__Given problem__.
Every record that follows should be printed verbatim.
┌────────
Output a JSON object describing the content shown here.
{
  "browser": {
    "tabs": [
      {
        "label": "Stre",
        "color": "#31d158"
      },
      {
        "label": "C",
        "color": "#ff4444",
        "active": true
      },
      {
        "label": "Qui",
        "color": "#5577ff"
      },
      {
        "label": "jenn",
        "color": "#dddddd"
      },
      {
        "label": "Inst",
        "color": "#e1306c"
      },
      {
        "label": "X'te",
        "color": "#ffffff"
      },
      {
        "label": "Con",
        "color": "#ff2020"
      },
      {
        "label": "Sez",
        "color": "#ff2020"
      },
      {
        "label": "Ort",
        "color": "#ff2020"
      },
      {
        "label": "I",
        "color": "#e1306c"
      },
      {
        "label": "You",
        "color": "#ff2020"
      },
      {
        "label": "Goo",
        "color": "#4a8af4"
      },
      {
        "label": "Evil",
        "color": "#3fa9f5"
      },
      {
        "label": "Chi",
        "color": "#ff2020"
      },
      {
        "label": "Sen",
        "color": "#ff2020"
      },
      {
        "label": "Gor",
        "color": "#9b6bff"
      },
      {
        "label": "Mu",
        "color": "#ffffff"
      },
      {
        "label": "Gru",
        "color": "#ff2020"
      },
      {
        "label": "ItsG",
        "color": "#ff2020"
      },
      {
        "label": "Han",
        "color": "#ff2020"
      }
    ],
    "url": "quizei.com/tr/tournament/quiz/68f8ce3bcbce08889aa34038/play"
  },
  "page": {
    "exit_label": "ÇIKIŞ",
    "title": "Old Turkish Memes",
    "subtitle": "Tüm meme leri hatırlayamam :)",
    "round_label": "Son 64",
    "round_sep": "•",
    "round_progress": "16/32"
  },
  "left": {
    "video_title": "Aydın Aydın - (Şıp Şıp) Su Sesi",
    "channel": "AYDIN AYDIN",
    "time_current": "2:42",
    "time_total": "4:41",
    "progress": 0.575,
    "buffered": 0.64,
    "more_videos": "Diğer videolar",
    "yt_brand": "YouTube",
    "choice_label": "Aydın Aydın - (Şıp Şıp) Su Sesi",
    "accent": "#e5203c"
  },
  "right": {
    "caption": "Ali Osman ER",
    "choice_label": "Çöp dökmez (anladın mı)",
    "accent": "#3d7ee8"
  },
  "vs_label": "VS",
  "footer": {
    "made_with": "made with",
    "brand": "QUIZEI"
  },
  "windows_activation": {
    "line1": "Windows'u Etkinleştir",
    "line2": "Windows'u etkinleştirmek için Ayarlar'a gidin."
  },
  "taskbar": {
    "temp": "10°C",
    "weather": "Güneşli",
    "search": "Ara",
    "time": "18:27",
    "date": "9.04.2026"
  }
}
└────────
__Final answer__.
Output a JSON object describing the content shown here.
{
  "browser": {
    "tabs": [
      {
        "label": "Stre",
        "color": "#31d158"
      },
      {
        "label": "C",
        "color": "#ff4444",
        "active": true
      },
      {
        "label": "Qui",
        "color": "#5577ff"
      },
      {
        "label": "jenn",
        "color": "#dddddd"
      },
      {
        "label": "Inst",
        "color": "#e1306c"
      },
      {
        "label": "X'te",
        "color": "#ffffff"
      },
      {
        "label": "Con",
        "color": "#ff2020"
      },
      {
        "label": "Sez",
        "color": "#ff2020"
      },
      {
        "label": "Ort",
        "color": "#ff2020"
      },
      {
        "label": "I",
        "color": "#e1306c"
      },
      {
        "label": "You",
        "color": "#ff2020"
      },
      {
        "label": "Goo",
        "color": "#4a8af4"
      },
      {
        "label": "Evil",
        "color": "#3fa9f5"
      },
      {
        "label": "Chi",
        "color": "#ff2020"
      },
      {
        "label": "Sen",
        "color": "#ff2020"
      },
      {
        "label": "Gor",
        "color": "#9b6bff"
      },
      {
        "label": "Mu",
        "color": "#ffffff"
      },
      {
        "label": "Gru",
        "color": "#ff2020"
      },
      {
        "label": "ItsG",
        "color": "#ff2020"
      },
      {
        "label": "Han",
        "color": "#ff2020"
      }
    ],
    "url": "quizei.com/tr/tournament/quiz/68f8ce3bcbce08889aa34038/play"
  },
  "page": {
    "exit_label": "ÇIKIŞ",
    "title": "Old Turkish Memes",
    "subtitle": "Tüm meme leri hatırlayamam :)",
    "round_label": "Son 64",
    "round_sep": "•",
    "round_progress": "16/32"
  },
  "left": {
    "video_title": "Aydın Aydın - (Şıp Şıp) Su Sesi",
    "channel": "AYDIN AYDIN",
    "time_current": "2:42",
    "time_total": "4:41",
    "progress": 0.575,
    "buffered": 0.64,
    "more_videos": "Diğer videolar",
    "yt_brand": "YouTube",
    "choice_label": "Aydın Aydın - (Şıp Şıp) Su Sesi",
    "accent": "#e5203c"
  },
  "right": {
    "caption": "Ali Osman ER",
    "choice_label": "Çöp dökmez (anladın mı)",
    "accent": "#3d7ee8"
  },
  "vs_label": "VS",
  "footer": {
    "made_with": "made with",
    "brand": "QUIZEI"
  },
  "windows_activation": {
    "line1": "Windows'u Etkinleştir",
    "line2": "Windows'u etkinleştirmek için Ayarlar'a gidin."
  },
  "taskbar": {
    "temp": "10°C",
    "weather": "Güneşli",
    "search": "Ara",
    "time": "18:27",
    "date": "9.04.2026"
  }
}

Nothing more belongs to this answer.